== Exercise instructions ==
Whenever a line carries the word "robustare", pull it out of the entries.

Transcribed document page entries
....
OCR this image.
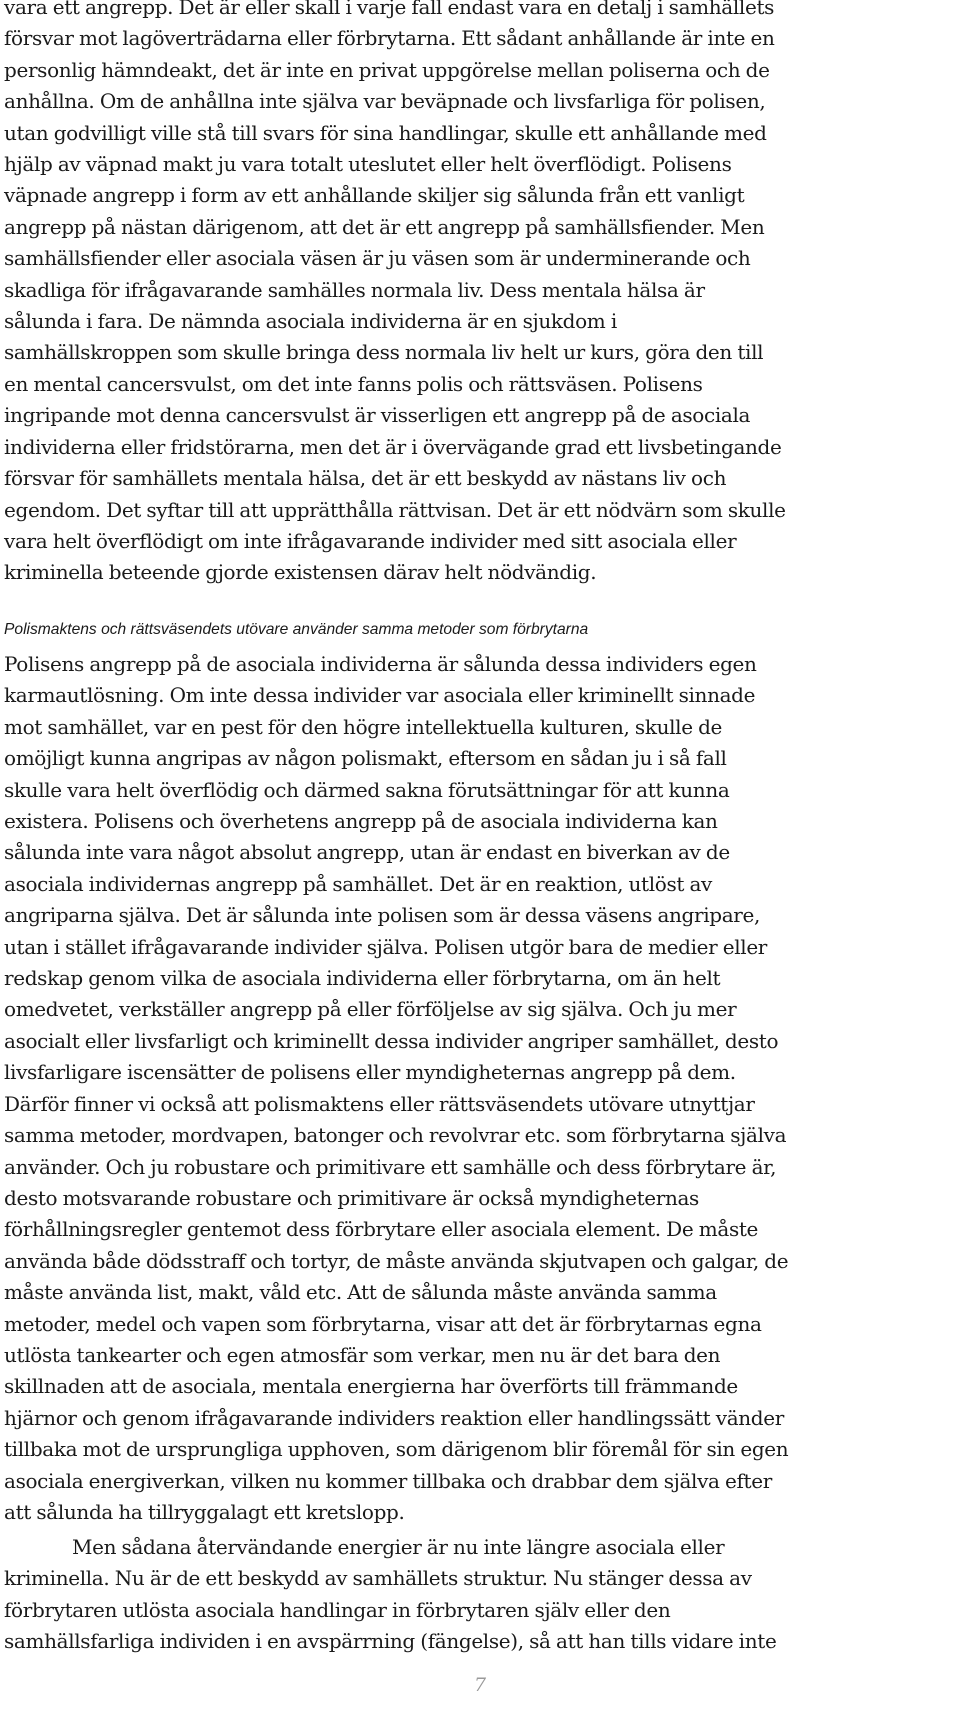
vara ett angrepp. Det är eller skall i varje fall endast vara en detalj i samhällets
försvar mot lagöverträdarna eller förbrytarna. Ett sådant anhållande är inte en
personlig hämndeakt, det är inte en privat uppgörelse mellan poliserna och de
anhållna. Om de anhållna inte själva var beväpnade och livsfarliga för polisen,
utan godvilligt ville stå till svars för sina handlingar, skulle ett anhållande med
hjälp av väpnad makt ju vara totalt uteslutet eller helt överflödigt. Polisens
väpnade angrepp i form av ett anhållande skiljer sig sålunda från ett vanligt
angrepp på nästan därigenom, att det är ett angrepp på samhällsfiender. Men
samhällsfiender eller asociala väsen är ju väsen som är underminerande och
skadliga för ifrågavarande samhälles normala liv. Dess mentala hälsa är
sålunda i fara. De nämnda asociala individerna är en sjukdom i
samhällskroppen som skulle bringa dess normala liv helt ur kurs, göra den till
en mental cancersvulst, om det inte fanns polis och rättsväsen. Polisens
ingripande mot denna cancersvulst är visserligen ett angrepp på de asociala
individerna eller fridstörarna, men det är i övervägande grad ett livsbetingande
försvar för samhällets mentala hälsa, det är ett beskydd av nästans liv och
egendom. Det syftar till att upprätthålla rättvisan. Det är ett nödvärn som skulle
vara helt överflödigt om inte ifrågavarande individer med sitt asociala eller
kriminella beteende gjorde existensen därav helt nödvändig.
Polismaktens och rättsväsendets utövare använder samma metoder som förbrytarna
Polisens angrepp på de asociala individerna är sålunda dessa individers egen
karmautlösning. Om inte dessa individer var asociala eller kriminellt sinnade
mot samhället, var en pest för den högre intellektuella kulturen, skulle de
omöjligt kunna angripas av någon polismakt, eftersom en sådan ju i så fall
skulle vara helt överflödig och därmed sakna förutsättningar för att kunna
existera. Polisens och överhetens angrepp på de asociala individerna kan
sålunda inte vara något absolut angrepp, utan är endast en biverkan av de
asociala individernas angrepp på samhället. Det är en reaktion, utlöst av
angriparna själva. Det är sålunda inte polisen som är dessa väsens angripare,
utan i stället ifrågavarande individer själva. Polisen utgör bara de medier eller
redskap genom vilka de asociala individerna eller förbrytarna, om än helt
omedvetet, verkställer angrepp på eller förföljelse av sig själva. Och ju mer
asocialt eller livsfarligt och kriminellt dessa individer angriper samhället, desto
livsfarligare iscensätter de polisens eller myndigheternas angrepp på dem.
Därför finner vi också att polismaktens eller rättsväsendets utövare utnyttjar
samma metoder, mordvapen, batonger och revolvrar etc. som förbrytarna själva
använder. Och ju robustare och primitivare ett samhälle och dess förbrytare är,
desto motsvarande robustare och primitivare är också myndigheternas
förhållningsregler gentemot dess förbrytare eller asociala element. De måste
använda både dödsstraff och tortyr, de måste använda skjutvapen och galgar, de
måste använda list, makt, våld etc. Att de sålunda måste använda samma
metoder, medel och vapen som förbrytarna, visar att det är förbrytarnas egna
utlösta tankearter och egen atmosfär som verkar, men nu är det bara den
skillnaden att de asociala, mentala energierna har överförts till främmande
hjärnor och genom ifrågavarande individers reaktion eller handlingssätt vänder
tillbaka mot de ursprungliga upphoven, som därigenom blir föremål för sin egen
asociala energiverkan, vilken nu kommer tillbaka och drabbar dem själva efter
att sålunda ha tillryggalagt ett kretslopp.
Men sådana återvändande energier är nu inte längre asociala eller
kriminella. Nu är de ett beskydd av samhällets struktur. Nu stänger dessa av
förbrytaren utlösta asociala handlingar in förbrytaren själv eller den
samhällsfarliga individen i en avspärrning (fängelse), så att han tills vidare inte
7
....
== Expected answer ==
använder. Och ju robustare och primitivare ett samhälle och dess förbrytare är,
desto motsvarande robustare och primitivare är också myndigheternas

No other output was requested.